_YOUR TASK_
From the start of the records through the line holding "white-pawn-glyph-icon: ♙ <box>167", inclusive, rename "interactable" to "clickable". Give only those lines again, with nothing else changed.

_DATA PROVIDED_
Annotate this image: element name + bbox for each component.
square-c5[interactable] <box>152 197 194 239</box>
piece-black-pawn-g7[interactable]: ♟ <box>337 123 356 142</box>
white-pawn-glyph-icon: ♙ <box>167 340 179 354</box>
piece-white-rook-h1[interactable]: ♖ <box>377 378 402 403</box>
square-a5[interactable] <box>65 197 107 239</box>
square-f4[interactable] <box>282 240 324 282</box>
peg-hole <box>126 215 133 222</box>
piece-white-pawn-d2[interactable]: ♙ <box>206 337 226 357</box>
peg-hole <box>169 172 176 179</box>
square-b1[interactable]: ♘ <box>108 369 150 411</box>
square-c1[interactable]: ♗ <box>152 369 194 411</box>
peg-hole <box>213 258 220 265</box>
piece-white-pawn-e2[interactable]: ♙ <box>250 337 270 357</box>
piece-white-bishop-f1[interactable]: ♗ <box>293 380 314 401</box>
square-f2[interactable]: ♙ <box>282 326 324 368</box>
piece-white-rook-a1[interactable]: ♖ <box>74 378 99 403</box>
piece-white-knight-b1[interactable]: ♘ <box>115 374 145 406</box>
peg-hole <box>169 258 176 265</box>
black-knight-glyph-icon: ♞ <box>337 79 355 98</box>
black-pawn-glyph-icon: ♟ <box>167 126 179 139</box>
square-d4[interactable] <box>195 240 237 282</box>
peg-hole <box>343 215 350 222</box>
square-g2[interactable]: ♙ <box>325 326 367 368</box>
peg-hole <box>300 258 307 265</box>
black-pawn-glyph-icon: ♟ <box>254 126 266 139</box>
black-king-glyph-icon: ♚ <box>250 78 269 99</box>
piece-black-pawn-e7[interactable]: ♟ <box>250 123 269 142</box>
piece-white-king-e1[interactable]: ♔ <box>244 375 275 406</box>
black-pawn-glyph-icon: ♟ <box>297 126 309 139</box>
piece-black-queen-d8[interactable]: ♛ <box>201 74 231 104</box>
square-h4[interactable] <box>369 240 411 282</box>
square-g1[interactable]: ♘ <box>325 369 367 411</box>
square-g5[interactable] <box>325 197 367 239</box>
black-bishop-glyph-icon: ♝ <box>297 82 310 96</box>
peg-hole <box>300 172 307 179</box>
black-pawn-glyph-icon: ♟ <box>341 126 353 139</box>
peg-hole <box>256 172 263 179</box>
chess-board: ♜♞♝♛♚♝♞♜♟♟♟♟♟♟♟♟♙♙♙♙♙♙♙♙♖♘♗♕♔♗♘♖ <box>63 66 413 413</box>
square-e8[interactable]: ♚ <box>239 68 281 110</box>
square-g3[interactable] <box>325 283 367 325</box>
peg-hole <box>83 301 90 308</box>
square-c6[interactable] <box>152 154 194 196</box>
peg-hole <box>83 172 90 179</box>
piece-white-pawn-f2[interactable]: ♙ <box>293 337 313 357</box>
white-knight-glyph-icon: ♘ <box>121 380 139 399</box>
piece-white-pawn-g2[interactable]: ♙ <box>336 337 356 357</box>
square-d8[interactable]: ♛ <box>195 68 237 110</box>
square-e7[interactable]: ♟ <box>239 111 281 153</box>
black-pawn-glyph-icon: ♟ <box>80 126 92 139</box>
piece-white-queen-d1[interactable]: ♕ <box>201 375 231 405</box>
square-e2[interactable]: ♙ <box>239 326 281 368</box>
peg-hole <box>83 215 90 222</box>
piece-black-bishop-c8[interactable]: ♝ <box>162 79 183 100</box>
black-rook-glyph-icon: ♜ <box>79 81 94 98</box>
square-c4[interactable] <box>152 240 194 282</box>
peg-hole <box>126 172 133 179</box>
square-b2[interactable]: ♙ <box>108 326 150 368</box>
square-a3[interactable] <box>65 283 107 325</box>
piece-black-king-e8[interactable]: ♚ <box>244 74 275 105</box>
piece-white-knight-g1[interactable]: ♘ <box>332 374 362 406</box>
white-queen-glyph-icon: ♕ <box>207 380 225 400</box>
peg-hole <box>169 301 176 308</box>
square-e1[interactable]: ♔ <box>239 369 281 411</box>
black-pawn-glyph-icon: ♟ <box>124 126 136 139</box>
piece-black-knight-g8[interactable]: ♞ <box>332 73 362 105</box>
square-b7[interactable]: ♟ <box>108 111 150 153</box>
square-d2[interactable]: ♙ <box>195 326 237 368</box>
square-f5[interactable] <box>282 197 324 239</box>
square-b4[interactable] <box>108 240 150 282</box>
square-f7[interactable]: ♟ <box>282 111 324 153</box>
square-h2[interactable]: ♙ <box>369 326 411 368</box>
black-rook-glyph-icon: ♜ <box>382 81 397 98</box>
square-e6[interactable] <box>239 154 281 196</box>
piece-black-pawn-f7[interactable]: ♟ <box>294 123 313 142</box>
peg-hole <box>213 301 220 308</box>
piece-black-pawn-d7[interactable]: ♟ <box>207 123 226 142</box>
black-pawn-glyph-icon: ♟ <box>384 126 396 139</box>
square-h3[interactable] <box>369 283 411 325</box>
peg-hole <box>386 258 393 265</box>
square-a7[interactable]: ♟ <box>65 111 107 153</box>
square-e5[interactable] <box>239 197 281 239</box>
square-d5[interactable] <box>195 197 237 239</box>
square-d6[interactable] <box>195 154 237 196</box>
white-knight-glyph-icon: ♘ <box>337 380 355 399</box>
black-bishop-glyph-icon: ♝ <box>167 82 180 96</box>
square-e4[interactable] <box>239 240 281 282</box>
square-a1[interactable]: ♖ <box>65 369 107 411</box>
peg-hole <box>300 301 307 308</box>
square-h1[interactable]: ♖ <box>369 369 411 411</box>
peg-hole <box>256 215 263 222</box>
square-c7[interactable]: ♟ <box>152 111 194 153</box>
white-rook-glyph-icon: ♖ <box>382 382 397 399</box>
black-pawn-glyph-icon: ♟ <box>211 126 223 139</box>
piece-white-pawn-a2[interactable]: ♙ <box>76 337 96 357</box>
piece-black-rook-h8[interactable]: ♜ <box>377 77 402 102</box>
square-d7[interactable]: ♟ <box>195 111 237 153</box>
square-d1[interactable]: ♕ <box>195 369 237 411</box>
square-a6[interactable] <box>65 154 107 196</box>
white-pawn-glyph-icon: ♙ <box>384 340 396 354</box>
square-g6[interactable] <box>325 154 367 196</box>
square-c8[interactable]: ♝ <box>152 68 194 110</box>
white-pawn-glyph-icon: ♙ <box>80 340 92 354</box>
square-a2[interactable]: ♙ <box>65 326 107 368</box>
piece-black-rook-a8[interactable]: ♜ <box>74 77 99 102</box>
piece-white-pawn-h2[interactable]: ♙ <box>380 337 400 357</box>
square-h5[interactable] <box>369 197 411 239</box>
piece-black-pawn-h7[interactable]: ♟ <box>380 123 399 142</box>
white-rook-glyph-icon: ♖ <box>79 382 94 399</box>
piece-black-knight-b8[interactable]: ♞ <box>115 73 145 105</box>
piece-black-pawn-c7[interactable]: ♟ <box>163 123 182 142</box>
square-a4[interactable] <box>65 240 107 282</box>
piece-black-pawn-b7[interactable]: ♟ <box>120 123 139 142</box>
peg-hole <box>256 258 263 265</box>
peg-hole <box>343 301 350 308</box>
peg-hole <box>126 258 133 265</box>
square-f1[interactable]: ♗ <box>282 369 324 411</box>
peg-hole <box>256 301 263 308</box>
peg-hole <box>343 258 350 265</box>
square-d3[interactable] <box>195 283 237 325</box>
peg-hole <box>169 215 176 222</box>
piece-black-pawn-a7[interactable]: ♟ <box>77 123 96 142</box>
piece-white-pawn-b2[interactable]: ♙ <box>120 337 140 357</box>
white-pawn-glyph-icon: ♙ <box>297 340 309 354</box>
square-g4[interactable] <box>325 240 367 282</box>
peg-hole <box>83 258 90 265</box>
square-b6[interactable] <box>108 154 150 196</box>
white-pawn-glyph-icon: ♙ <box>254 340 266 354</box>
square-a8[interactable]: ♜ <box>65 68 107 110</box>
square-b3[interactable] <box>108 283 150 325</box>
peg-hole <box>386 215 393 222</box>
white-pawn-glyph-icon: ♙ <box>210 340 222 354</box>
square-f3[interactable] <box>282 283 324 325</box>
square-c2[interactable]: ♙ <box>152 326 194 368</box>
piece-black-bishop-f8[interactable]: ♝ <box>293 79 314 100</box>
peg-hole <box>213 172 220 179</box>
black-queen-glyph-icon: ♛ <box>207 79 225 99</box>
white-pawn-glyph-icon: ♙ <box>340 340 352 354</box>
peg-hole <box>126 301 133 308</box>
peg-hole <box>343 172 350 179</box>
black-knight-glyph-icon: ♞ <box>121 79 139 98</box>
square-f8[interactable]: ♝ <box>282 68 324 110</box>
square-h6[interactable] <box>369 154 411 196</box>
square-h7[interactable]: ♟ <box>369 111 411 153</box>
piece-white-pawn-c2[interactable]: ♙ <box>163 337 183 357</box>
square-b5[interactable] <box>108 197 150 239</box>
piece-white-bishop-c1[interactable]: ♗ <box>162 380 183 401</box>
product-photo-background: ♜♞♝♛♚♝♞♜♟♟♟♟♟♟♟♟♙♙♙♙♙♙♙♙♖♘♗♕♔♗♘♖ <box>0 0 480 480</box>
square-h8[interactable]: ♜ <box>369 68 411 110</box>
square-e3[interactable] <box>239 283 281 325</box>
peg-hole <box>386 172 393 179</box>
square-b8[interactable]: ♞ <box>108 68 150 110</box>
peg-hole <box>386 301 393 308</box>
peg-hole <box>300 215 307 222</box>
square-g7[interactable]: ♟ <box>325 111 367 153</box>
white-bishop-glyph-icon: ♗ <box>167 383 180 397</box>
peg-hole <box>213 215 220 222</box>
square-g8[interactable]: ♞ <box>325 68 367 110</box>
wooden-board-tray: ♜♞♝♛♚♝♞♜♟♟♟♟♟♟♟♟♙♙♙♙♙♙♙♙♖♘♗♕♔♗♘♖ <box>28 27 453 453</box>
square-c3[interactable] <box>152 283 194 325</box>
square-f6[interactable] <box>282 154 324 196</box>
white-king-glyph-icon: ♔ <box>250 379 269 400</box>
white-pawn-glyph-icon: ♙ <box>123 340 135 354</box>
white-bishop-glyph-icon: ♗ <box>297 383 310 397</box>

_THE COMPLETED TASK_
Annotate this image: element name + bbox for each component.
square-c5[clickable] <box>152 197 194 239</box>
piece-black-pawn-g7[clickable]: ♟ <box>337 123 356 142</box>
white-pawn-glyph-icon: ♙ <box>167 340 179 354</box>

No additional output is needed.